▶ What is required: Gather all lines in the entries that include the word "Банкъ".

▶ Dataset records:
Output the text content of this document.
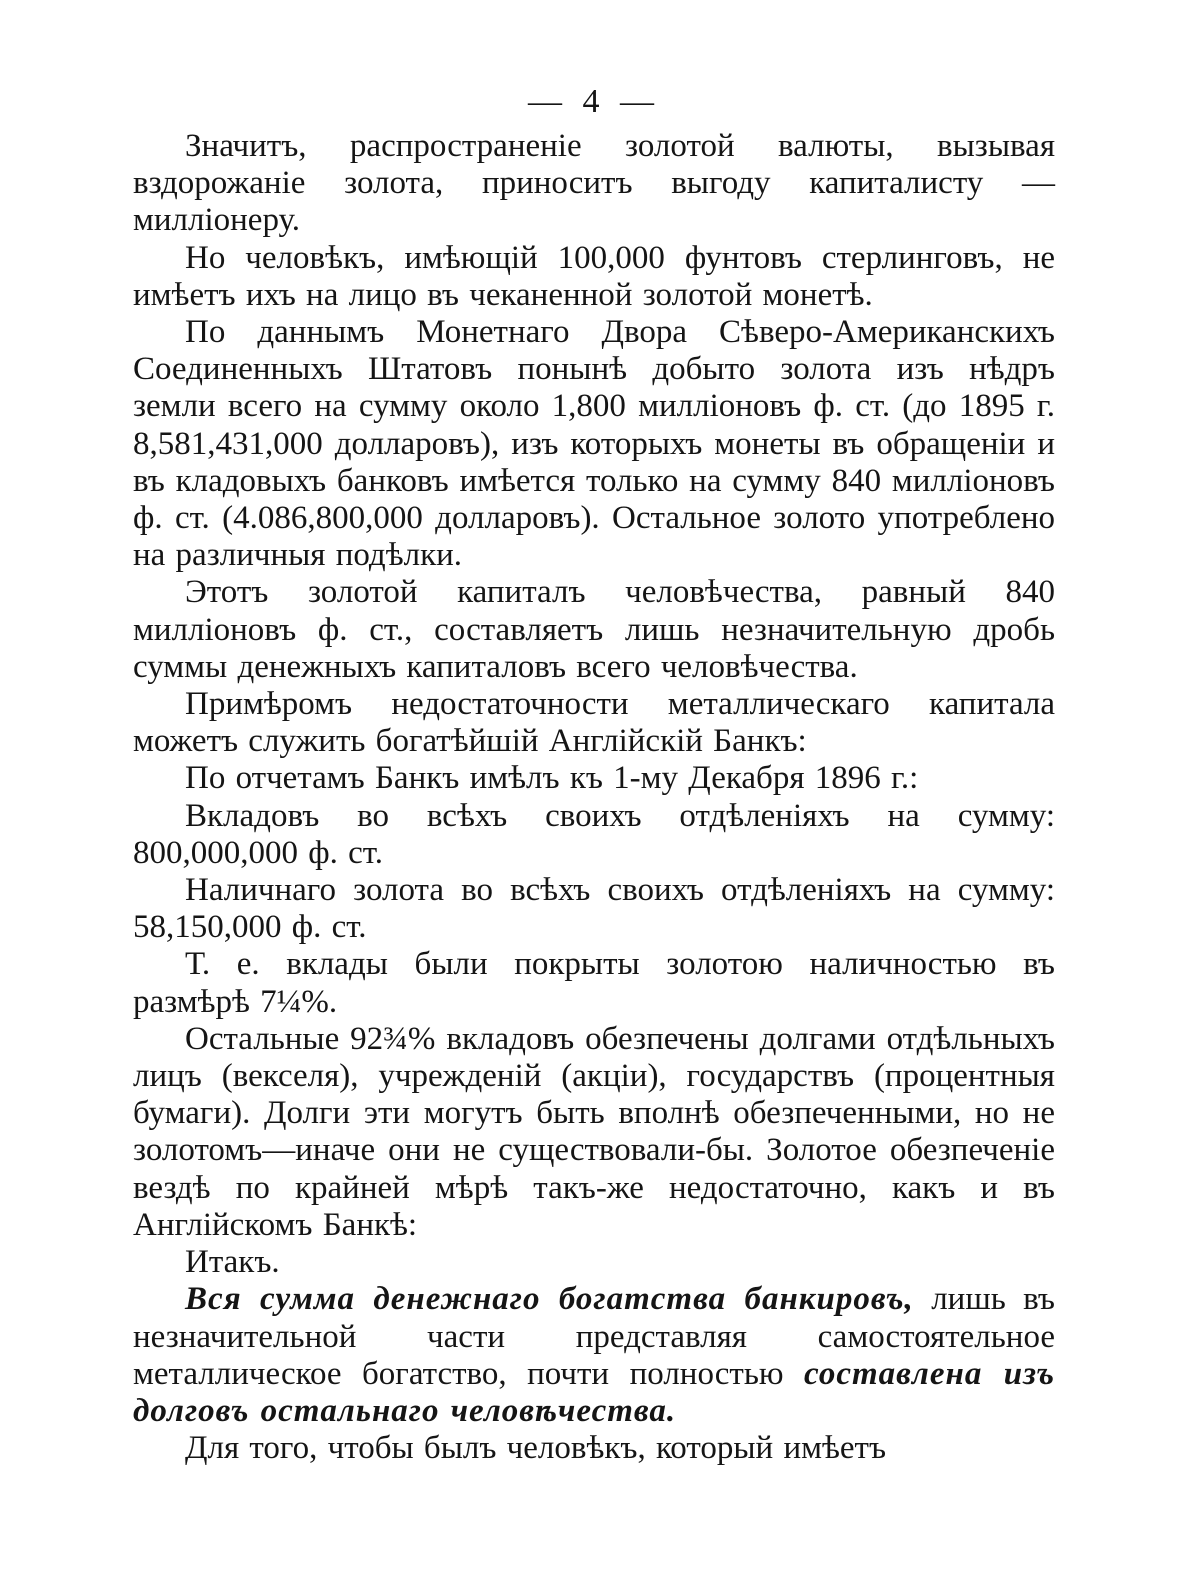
— 4 —

Значитъ, распространеніе золотой валюты, вызывая вздорожаніе золота, приноситъ выгоду капиталисту — милліонеру.

Но человѣкъ, имѣющій 100,000 фунтовъ стерлинговъ, не имѣетъ ихъ на лицо въ чеканенной золотой монетѣ.

По даннымъ Монетнаго Двора Сѣверо-Американскихъ Соединенныхъ Штатовъ понынѣ добыто золота изъ нѣдръ земли всего на сумму около 1,800 милліоновъ ф. ст. (до 1895 г. 8,581,431,000 долларовъ), изъ которыхъ монеты въ обращеніи и въ кладовыхъ банковъ имѣется только на сумму 840 милліоновъ ф. ст. (4.086,800,000 долларовъ). Остальное золото употреблено на различныя подѣлки.

Этотъ золотой капиталъ человѣчества, равный 840 милліоновъ ф. ст., составляетъ лишь незначительную дробь суммы денежныхъ капиталовъ всего человѣчества.

Примѣромъ недостаточности металлическаго капитала можетъ служить богатѣйшій Англійскій Банкъ:

По отчетамъ Банкъ имѣлъ къ 1-му Декабря 1896 г.:

Вкладовъ во всѣхъ своихъ отдѣленіяхъ на сумму: 800,000,000 ф. ст.

Наличнаго золота во всѣхъ своихъ отдѣленіяхъ на сумму: 58,150,000 ф. ст.

Т. е. вклады были покрыты золотою наличностью въ размѣрѣ 7¼%.

Остальные 92¾% вкладовъ обезпечены долгами отдѣльныхъ лицъ (векселя), учрежденій (акціи), государствъ (процентныя бумаги). Долги эти могутъ быть вполнѣ обезпеченными, но не золотомъ—иначе они не существовали-бы. Золотое обезпеченіе вездѣ по крайней мѣрѣ такъ-же недостаточно, какъ и въ Англійскомъ Банкѣ:

Итакъ.

Вся сумма денежнаго богатства банкировъ, лишь въ незначительной части представляя самостоятельное металлическое богатство, почти полностью составлена изъ долговъ остальнаго человѣчества.

Для того, чтобы былъ человѣкъ, который имѣетъ
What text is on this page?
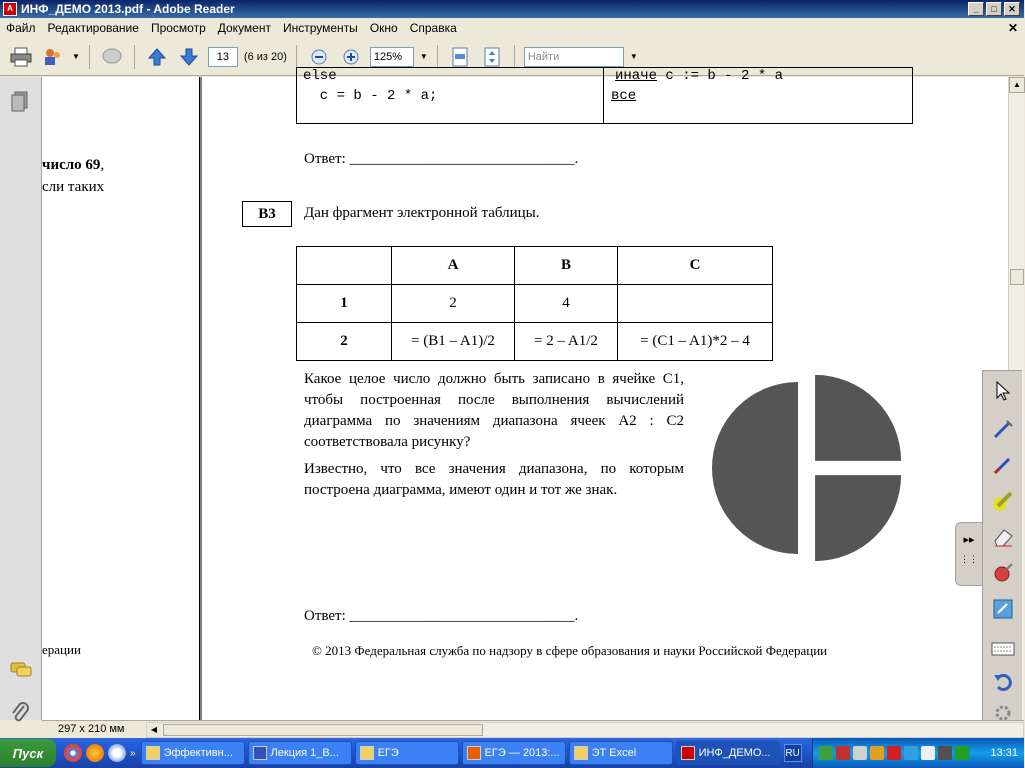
A ИНФ_ДЕМО 2013.pdf - Adobe Reader	_	□	✕
Файл	Редактирование	Просмотр	Документ	Инструменты	Окно	Справка	✕
▼	13	(6 из 20)	125%	▼	Найти	▼
число 69,
сли таких
ерации
else
c = b - 2 * a;
иначе c := b - 2 * a
все
Ответ: ______________________________.
В3	Дан фрагмент электронной таблицы.
	A	B	C
1	2	4	
2	= (B1 – A1)/2	= 2 – A1/2	= (C1 – A1)*2 – 4

Какое целое число должно быть записано в ячейке C1, чтобы построенная после выполнения вычислений диаграмма по значениям диапазона ячеек A2 : C2 соответствовала рисунку?

Известно, что все значения диапазона, по которым построена диаграмма, имеют один и тот же знак.

Ответ: ______________________________.
© 2013 Федеральная служба по надзору в сфере образования и науки Российской Федерации
▲
▸▸
⋮⋮
297 x 210 мм	◀
Пуск	»	Эффективн...	Лекция 1_В...	ЕГЭ	ЕГЭ — 2013:...	ЭТ Excel	ИНФ_ДЕМО... RU	13:31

▶ Exercise response:
Примѣромъ недостаточности металлическаго капитала можетъ служить богатѣйшій Англійскій Банкъ:
По отчетамъ Банкъ имѣлъ къ 1-му Декабря 1896 г.:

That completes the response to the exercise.